::: Dataset rows :::

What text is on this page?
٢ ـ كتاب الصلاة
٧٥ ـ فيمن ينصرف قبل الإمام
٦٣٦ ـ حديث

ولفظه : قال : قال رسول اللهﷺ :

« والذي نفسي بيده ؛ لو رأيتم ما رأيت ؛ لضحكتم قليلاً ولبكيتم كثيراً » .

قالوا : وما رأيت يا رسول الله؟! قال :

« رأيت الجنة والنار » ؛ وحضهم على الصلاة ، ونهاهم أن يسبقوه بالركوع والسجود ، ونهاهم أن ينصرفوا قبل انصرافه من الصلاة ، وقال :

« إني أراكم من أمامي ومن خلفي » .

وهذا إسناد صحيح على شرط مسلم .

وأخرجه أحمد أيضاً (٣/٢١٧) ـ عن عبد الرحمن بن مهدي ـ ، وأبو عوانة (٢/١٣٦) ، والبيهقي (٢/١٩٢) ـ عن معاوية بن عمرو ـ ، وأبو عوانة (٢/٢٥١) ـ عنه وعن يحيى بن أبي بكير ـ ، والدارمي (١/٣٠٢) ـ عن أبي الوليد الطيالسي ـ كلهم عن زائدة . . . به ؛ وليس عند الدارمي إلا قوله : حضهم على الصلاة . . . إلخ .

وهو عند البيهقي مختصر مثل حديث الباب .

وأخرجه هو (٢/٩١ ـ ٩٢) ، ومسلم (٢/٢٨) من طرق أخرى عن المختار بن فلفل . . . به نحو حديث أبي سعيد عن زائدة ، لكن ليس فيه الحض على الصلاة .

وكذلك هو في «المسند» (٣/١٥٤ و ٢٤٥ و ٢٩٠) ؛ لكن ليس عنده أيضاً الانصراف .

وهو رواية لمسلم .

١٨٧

:::

**Given request**
Reproduce the whole listing word for word.

**Written reply**
What text is on this page?
٢ ـ كتاب الصلاة
٧٥ ـ فيمن ينصرف قبل الإمام
٦٣٦ ـ حديث

ولفظه : قال : قال رسول اللهﷺ :

« والذي نفسي بيده ؛ لو رأيتم ما رأيت ؛ لضحكتم قليلاً ولبكيتم كثيراً » .

قالوا : وما رأيت يا رسول الله؟! قال :

« رأيت الجنة والنار » ؛ وحضهم على الصلاة ، ونهاهم أن يسبقوه بالركوع والسجود ، ونهاهم أن ينصرفوا قبل انصرافه من الصلاة ، وقال :

« إني أراكم من أمامي ومن خلفي » .

وهذا إسناد صحيح على شرط مسلم .

وأخرجه أحمد أيضاً (٣/٢١٧) ـ عن عبد الرحمن بن مهدي ـ ، وأبو عوانة (٢/١٣٦) ، والبيهقي (٢/١٩٢) ـ عن معاوية بن عمرو ـ ، وأبو عوانة (٢/٢٥١) ـ عنه وعن يحيى بن أبي بكير ـ ، والدارمي (١/٣٠٢) ـ عن أبي الوليد الطيالسي ـ كلهم عن زائدة . . . به ؛ وليس عند الدارمي إلا قوله : حضهم على الصلاة . . . إلخ .

وهو عند البيهقي مختصر مثل حديث الباب .

وأخرجه هو (٢/٩١ ـ ٩٢) ، ومسلم (٢/٢٨) من طرق أخرى عن المختار بن فلفل . . . به نحو حديث أبي سعيد عن زائدة ، لكن ليس فيه الحض على الصلاة .

وكذلك هو في «المسند» (٣/١٥٤ و ٢٤٥ و ٢٩٠) ؛ لكن ليس عنده أيضاً الانصراف .

وهو رواية لمسلم .

١٨٧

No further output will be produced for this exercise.